Start of Data to process

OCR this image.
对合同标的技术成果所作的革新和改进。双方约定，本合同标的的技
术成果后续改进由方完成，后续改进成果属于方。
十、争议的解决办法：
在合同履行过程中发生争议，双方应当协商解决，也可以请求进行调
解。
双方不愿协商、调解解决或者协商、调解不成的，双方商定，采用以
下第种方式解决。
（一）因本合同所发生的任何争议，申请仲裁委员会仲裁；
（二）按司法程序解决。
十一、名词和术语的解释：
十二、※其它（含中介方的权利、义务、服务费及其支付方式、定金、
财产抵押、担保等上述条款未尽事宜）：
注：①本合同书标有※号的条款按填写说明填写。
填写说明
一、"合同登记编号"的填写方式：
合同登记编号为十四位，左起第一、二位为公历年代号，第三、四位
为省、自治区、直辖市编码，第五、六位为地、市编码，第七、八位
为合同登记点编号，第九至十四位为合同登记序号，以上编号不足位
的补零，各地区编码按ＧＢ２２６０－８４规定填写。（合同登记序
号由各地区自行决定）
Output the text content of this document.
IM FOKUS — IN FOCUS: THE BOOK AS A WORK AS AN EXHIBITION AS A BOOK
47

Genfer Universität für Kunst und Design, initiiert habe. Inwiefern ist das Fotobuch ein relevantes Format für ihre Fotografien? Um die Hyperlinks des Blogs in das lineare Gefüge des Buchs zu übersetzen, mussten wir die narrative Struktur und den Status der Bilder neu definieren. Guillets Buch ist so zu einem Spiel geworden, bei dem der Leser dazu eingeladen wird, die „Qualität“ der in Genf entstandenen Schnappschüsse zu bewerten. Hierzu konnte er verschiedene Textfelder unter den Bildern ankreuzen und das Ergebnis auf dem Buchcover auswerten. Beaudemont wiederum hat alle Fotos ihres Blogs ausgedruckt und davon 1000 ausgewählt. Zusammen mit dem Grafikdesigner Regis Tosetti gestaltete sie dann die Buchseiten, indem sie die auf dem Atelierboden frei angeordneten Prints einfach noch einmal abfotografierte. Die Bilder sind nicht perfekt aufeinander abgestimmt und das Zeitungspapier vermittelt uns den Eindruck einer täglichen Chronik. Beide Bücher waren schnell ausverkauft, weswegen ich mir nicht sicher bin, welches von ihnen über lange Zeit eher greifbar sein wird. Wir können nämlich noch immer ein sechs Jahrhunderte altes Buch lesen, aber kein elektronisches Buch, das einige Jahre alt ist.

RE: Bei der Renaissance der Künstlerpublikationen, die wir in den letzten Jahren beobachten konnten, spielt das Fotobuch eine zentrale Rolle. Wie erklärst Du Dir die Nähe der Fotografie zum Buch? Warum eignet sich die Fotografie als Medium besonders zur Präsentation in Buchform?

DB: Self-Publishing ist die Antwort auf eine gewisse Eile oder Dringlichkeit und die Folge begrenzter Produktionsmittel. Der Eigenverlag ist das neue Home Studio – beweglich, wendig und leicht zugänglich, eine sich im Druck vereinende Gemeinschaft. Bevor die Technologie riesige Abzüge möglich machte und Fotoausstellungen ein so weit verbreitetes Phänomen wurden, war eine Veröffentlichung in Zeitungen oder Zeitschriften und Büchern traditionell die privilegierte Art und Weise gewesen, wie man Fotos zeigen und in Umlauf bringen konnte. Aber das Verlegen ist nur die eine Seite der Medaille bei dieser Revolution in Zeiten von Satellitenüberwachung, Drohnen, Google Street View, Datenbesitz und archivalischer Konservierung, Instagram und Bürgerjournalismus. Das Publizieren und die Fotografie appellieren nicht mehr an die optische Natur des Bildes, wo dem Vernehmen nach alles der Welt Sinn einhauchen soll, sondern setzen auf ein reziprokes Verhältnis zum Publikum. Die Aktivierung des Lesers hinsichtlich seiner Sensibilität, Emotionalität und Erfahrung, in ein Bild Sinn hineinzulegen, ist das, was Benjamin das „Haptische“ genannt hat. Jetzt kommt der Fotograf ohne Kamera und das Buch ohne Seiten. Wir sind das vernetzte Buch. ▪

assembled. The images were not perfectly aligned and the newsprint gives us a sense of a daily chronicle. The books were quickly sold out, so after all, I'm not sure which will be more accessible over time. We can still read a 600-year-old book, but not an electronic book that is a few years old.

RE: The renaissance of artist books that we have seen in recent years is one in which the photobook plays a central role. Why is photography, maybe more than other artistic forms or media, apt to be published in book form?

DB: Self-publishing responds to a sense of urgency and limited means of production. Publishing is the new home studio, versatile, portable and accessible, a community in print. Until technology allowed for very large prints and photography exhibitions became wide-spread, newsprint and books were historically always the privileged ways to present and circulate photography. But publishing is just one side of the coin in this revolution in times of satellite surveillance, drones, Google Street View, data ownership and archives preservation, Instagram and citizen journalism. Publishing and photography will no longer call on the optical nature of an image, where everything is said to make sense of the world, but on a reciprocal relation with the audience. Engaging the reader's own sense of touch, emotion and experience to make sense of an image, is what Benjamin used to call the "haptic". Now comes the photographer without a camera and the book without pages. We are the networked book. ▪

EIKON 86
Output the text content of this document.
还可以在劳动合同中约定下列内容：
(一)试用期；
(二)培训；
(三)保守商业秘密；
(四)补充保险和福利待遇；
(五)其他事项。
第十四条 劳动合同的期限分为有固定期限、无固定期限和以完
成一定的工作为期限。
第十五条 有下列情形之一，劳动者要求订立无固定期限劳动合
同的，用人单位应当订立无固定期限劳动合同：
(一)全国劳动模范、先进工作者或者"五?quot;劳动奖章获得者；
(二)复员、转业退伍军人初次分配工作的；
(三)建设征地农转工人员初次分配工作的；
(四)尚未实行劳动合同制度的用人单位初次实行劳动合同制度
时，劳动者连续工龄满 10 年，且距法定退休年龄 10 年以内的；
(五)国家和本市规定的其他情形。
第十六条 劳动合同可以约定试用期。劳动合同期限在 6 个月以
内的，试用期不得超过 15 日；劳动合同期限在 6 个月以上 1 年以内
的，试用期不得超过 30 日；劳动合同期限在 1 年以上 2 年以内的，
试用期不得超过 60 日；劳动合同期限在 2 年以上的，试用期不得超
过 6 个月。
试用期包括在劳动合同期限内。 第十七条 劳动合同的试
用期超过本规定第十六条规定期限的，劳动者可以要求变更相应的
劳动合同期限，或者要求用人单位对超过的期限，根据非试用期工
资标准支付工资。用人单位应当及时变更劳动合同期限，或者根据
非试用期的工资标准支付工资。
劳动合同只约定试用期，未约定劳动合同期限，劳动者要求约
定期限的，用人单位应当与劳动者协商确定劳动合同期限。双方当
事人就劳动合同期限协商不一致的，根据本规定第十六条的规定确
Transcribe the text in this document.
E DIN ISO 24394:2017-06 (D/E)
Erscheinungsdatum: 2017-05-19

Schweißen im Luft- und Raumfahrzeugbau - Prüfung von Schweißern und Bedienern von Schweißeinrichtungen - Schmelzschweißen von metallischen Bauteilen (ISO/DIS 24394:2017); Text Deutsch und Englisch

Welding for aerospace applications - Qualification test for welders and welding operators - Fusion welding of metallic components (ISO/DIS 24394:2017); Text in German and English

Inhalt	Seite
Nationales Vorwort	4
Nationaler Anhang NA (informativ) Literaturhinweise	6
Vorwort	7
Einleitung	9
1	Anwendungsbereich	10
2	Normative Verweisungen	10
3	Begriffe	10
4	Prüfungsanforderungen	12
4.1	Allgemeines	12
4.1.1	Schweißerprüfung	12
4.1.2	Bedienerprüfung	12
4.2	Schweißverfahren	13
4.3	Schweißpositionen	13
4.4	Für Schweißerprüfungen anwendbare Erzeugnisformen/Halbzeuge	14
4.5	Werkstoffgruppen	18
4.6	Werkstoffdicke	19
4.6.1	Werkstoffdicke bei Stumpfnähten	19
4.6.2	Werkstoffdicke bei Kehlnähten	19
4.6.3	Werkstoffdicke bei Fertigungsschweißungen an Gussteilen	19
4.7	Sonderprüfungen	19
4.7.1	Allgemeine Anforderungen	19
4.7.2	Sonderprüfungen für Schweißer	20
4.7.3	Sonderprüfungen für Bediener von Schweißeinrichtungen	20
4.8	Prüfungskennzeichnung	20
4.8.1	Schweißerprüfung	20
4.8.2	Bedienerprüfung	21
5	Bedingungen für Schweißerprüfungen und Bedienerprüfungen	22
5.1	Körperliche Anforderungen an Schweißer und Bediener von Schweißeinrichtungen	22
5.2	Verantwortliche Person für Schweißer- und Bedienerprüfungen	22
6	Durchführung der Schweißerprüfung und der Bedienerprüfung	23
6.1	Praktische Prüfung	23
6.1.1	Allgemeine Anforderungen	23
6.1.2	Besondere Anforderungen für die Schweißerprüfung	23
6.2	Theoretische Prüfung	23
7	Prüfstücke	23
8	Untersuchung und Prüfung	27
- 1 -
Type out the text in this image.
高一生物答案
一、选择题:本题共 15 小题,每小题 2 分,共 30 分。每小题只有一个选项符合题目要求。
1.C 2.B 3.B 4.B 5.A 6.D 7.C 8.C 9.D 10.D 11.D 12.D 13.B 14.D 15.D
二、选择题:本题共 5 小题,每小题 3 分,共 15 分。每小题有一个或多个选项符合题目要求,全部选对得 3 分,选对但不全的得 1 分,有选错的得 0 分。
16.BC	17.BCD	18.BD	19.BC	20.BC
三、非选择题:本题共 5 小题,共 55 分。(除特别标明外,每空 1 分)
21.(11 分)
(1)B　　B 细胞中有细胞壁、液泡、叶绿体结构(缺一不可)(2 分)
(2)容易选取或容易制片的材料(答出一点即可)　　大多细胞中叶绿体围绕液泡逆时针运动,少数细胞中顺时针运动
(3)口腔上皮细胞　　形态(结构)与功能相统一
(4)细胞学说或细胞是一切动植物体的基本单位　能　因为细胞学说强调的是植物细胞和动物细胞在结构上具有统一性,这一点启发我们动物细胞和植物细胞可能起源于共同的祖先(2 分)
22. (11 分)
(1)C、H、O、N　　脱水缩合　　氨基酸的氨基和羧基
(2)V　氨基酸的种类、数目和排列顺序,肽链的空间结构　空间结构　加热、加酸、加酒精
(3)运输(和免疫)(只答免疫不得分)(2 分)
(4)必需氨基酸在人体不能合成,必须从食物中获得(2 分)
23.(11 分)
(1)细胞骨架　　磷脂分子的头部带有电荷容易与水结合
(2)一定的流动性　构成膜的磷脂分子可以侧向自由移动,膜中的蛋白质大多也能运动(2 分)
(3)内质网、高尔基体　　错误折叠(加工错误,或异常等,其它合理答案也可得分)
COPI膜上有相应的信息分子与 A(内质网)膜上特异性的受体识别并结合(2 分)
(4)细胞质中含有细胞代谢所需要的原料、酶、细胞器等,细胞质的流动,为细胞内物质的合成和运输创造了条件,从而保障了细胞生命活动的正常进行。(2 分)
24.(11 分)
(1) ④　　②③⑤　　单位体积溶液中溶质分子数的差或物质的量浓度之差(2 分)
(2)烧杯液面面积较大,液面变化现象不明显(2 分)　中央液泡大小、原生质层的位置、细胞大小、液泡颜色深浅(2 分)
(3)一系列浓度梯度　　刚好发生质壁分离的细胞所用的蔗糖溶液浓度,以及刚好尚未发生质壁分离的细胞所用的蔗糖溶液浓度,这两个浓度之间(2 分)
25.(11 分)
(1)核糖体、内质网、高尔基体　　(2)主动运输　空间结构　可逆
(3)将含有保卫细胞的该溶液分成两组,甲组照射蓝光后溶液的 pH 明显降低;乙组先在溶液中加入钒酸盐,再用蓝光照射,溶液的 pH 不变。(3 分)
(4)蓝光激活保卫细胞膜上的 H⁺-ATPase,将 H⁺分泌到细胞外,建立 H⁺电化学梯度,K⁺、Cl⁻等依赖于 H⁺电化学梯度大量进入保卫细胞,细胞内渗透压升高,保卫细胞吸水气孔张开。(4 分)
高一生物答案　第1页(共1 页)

End of Data to process

- **Short task**
Pull out every line of the entries that includes the word "试用期不得超过".

- **Answer below**
内的，试用期不得超过 15 日；劳动合同期限在 6 个月以上 1 年以内
的，试用期不得超过 30 日；劳动合同期限在 1 年以上 2 年以内的，
试用期不得超过 60 日；劳动合同期限在 2 年以上的，试用期不得超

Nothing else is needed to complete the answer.